___ Items ___

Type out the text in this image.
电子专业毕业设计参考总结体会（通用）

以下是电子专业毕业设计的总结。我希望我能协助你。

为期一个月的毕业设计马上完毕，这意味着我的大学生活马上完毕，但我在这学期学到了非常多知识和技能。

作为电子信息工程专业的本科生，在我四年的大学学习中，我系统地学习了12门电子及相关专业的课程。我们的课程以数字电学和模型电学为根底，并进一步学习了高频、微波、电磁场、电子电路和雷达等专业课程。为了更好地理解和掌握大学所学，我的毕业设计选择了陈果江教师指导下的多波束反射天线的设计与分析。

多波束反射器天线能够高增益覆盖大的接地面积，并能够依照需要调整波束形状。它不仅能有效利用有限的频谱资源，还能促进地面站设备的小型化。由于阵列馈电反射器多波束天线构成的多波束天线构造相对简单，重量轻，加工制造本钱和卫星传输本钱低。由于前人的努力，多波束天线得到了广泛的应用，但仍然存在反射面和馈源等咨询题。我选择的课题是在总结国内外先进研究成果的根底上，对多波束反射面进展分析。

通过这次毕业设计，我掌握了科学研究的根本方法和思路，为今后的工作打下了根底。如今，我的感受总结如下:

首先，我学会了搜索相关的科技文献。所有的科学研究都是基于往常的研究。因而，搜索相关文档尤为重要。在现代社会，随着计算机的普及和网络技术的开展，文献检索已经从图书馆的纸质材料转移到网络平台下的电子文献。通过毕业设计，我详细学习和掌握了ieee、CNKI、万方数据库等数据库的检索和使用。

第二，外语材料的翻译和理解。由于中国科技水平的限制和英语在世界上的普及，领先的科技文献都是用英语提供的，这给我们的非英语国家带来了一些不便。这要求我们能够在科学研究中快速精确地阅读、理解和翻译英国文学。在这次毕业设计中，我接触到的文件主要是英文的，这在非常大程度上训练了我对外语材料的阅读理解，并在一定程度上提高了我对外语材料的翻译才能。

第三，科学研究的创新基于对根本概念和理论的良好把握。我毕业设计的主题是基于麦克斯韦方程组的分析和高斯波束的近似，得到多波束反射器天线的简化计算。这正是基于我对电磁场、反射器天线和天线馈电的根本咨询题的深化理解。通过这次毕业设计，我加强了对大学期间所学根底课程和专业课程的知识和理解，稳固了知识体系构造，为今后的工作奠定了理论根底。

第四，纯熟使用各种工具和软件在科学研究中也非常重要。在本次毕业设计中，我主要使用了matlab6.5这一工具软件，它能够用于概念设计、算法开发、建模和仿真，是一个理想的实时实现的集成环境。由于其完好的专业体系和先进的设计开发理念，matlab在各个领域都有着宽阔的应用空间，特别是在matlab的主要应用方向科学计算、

___

*Written problem:* Please set down each line of the records exactly as given.

*Worked solution:*
Type out the text in this image.
电子专业毕业设计参考总结体会（通用）

以下是电子专业毕业设计的总结。我希望我能协助你。

为期一个月的毕业设计马上完毕，这意味着我的大学生活马上完毕，但我在这学期学到了非常多知识和技能。

作为电子信息工程专业的本科生，在我四年的大学学习中，我系统地学习了12门电子及相关专业的课程。我们的课程以数字电学和模型电学为根底，并进一步学习了高频、微波、电磁场、电子电路和雷达等专业课程。为了更好地理解和掌握大学所学，我的毕业设计选择了陈果江教师指导下的多波束反射天线的设计与分析。

多波束反射器天线能够高增益覆盖大的接地面积，并能够依照需要调整波束形状。它不仅能有效利用有限的频谱资源，还能促进地面站设备的小型化。由于阵列馈电反射器多波束天线构成的多波束天线构造相对简单，重量轻，加工制造本钱和卫星传输本钱低。由于前人的努力，多波束天线得到了广泛的应用，但仍然存在反射面和馈源等咨询题。我选择的课题是在总结国内外先进研究成果的根底上，对多波束反射面进展分析。

通过这次毕业设计，我掌握了科学研究的根本方法和思路，为今后的工作打下了根底。如今，我的感受总结如下:

首先，我学会了搜索相关的科技文献。所有的科学研究都是基于往常的研究。因而，搜索相关文档尤为重要。在现代社会，随着计算机的普及和网络技术的开展，文献检索已经从图书馆的纸质材料转移到网络平台下的电子文献。通过毕业设计，我详细学习和掌握了ieee、CNKI、万方数据库等数据库的检索和使用。

第二，外语材料的翻译和理解。由于中国科技水平的限制和英语在世界上的普及，领先的科技文献都是用英语提供的，这给我们的非英语国家带来了一些不便。这要求我们能够在科学研究中快速精确地阅读、理解和翻译英国文学。在这次毕业设计中，我接触到的文件主要是英文的，这在非常大程度上训练了我对外语材料的阅读理解，并在一定程度上提高了我对外语材料的翻译才能。

第三，科学研究的创新基于对根本概念和理论的良好把握。我毕业设计的主题是基于麦克斯韦方程组的分析和高斯波束的近似，得到多波束反射器天线的简化计算。这正是基于我对电磁场、反射器天线和天线馈电的根本咨询题的深化理解。通过这次毕业设计，我加强了对大学期间所学根底课程和专业课程的知识和理解，稳固了知识体系构造，为今后的工作奠定了理论根底。

第四，纯熟使用各种工具和软件在科学研究中也非常重要。在本次毕业设计中，我主要使用了matlab6.5这一工具软件，它能够用于概念设计、算法开发、建模和仿真，是一个理想的实时实现的集成环境。由于其完好的专业体系和先进的设计开发理念，matlab在各个领域都有着宽阔的应用空间，特别是在matlab的主要应用方向科学计算、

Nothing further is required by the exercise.